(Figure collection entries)
────────────────────

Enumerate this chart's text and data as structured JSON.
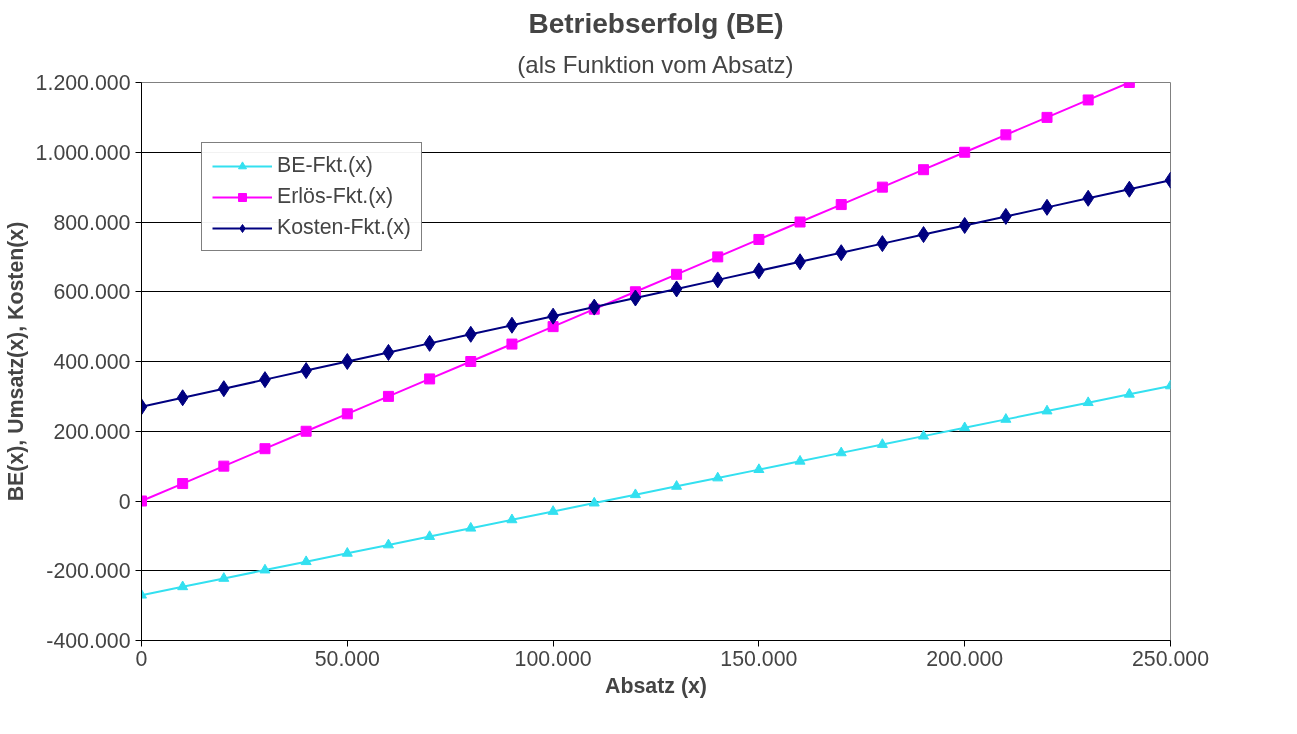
{
  "chart_data": {
    "type": "line",
    "title": "Betriebserfolg (BE)",
    "subtitle": "(als Funktion vom Absatz)",
    "xlabel": "Absatz (x)",
    "ylabel": "BE(x), Umsatz(x), Kosten(x)",
    "x": [
      0,
      10000,
      20000,
      30000,
      40000,
      50000,
      60000,
      70000,
      80000,
      90000,
      100000,
      110000,
      120000,
      130000,
      140000,
      150000,
      160000,
      170000,
      180000,
      190000,
      200000,
      210000,
      220000,
      230000,
      240000,
      250000
    ],
    "series": [
      {
        "name": "Kosten-Fkt.(x)",
        "color": "#000080",
        "marker": "diamond",
        "values": [
          270000,
          296000,
          322000,
          348000,
          374000,
          400000,
          426000,
          452000,
          478000,
          504000,
          530000,
          556000,
          582000,
          608000,
          634000,
          660000,
          686000,
          712000,
          738000,
          764000,
          790000,
          816000,
          842000,
          868000,
          894000,
          920000
        ]
      },
      {
        "name": "Erlös-Fkt.(x)",
        "color": "#ff00ff",
        "marker": "square",
        "values": [
          0,
          50000,
          100000,
          150000,
          200000,
          250000,
          300000,
          350000,
          400000,
          450000,
          500000,
          550000,
          600000,
          650000,
          700000,
          750000,
          800000,
          850000,
          900000,
          950000,
          1000000,
          1050000,
          1100000,
          1150000,
          1200000,
          null
        ]
      },
      {
        "name": "BE-Fkt.(x)",
        "color": "#33e0f0",
        "marker": "triangle",
        "values": [
          -270000,
          -246000,
          -222000,
          -198000,
          -174000,
          -150000,
          -126000,
          -102000,
          -78000,
          -54000,
          -30000,
          -6000,
          18000,
          42000,
          66000,
          90000,
          114000,
          138000,
          162000,
          186000,
          210000,
          234000,
          258000,
          282000,
          306000,
          330000
        ]
      }
    ],
    "xlim": [
      0,
      250000
    ],
    "xticks": [
      0,
      {
        "value": 50000,
        "label": "50.000"
      },
      {
        "value": 100000,
        "label": "100.000"
      },
      {
        "value": 150000,
        "label": "150.000"
      },
      {
        "value": 200000,
        "label": "200.000"
      },
      {
        "value": 250000,
        "label": "250.000"
      }
    ],
    "ylim": [
      -400000,
      1200000
    ],
    "yticks": [
      {
        "value": -400000,
        "label": "-400.000"
      },
      {
        "value": -200000,
        "label": "-200.000"
      },
      0,
      {
        "value": 200000,
        "label": "200.000"
      },
      {
        "value": 400000,
        "label": "400.000"
      },
      {
        "value": 600000,
        "label": "600.000"
      },
      {
        "value": 800000,
        "label": "800.000"
      },
      {
        "value": 1000000,
        "label": "1.000.000"
      },
      {
        "value": 1200000,
        "label": "1.200.000"
      }
    ],
    "grid": "y",
    "legend": "top left",
    "line_style": "solid"
  }
}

────────────────────

Give every record again exactly, apart from the pictures, which stay out.

● **Expected answer**:
Enumerate this chart's text and data as structured JSON.
{
  "chart_data": {
    "type": "line",
    "title": "Betriebserfolg (BE)",
    "subtitle": "(als Funktion vom Absatz)",
    "xlabel": "Absatz (x)",
    "ylabel": "BE(x), Umsatz(x), Kosten(x)",
    "x": [
      0,
      10000,
      20000,
      30000,
      40000,
      50000,
      60000,
      70000,
      80000,
      90000,
      100000,
      110000,
      120000,
      130000,
      140000,
      150000,
      160000,
      170000,
      180000,
      190000,
      200000,
      210000,
      220000,
      230000,
      240000,
      250000
    ],
    "series": [
      {
        "name": "Kosten-Fkt.(x)",
        "color": "#000080",
        "marker": "diamond",
        "values": [
          270000,
          296000,
          322000,
          348000,
          374000,
          400000,
          426000,
          452000,
          478000,
          504000,
          530000,
          556000,
          582000,
          608000,
          634000,
          660000,
          686000,
          712000,
          738000,
          764000,
          790000,
          816000,
          842000,
          868000,
          894000,
          920000
        ]
      },
      {
        "name": "Erlös-Fkt.(x)",
        "color": "#ff00ff",
        "marker": "square",
        "values": [
          0,
          50000,
          100000,
          150000,
          200000,
          250000,
          300000,
          350000,
          400000,
          450000,
          500000,
          550000,
          600000,
          650000,
          700000,
          750000,
          800000,
          850000,
          900000,
          950000,
          1000000,
          1050000,
          1100000,
          1150000,
          1200000,
          null
        ]
      },
      {
        "name": "BE-Fkt.(x)",
        "color": "#33e0f0",
        "marker": "triangle",
        "values": [
          -270000,
          -246000,
          -222000,
          -198000,
          -174000,
          -150000,
          -126000,
          -102000,
          -78000,
          -54000,
          -30000,
          -6000,
          18000,
          42000,
          66000,
          90000,
          114000,
          138000,
          162000,
          186000,
          210000,
          234000,
          258000,
          282000,
          306000,
          330000
        ]
      }
    ],
    "xlim": [
      0,
      250000
    ],
    "xticks": [
      0,
      {
        "value": 50000,
        "label": "50.000"
      },
      {
        "value": 100000,
        "label": "100.000"
      },
      {
        "value": 150000,
        "label": "150.000"
      },
      {
        "value": 200000,
        "label": "200.000"
      },
      {
        "value": 250000,
        "label": "250.000"
      }
    ],
    "ylim": [
      -400000,
      1200000
    ],
    "yticks": [
      {
        "value": -400000,
        "label": "-400.000"
      },
      {
        "value": -200000,
        "label": "-200.000"
      },
      0,
      {
        "value": 200000,
        "label": "200.000"
      },
      {
        "value": 400000,
        "label": "400.000"
      },
      {
        "value": 600000,
        "label": "600.000"
      },
      {
        "value": 800000,
        "label": "800.000"
      },
      {
        "value": 1000000,
        "label": "1.000.000"
      },
      {
        "value": 1200000,
        "label": "1.200.000"
      }
    ],
    "grid": "y",
    "legend": "top left",
    "line_style": "solid"
  }
}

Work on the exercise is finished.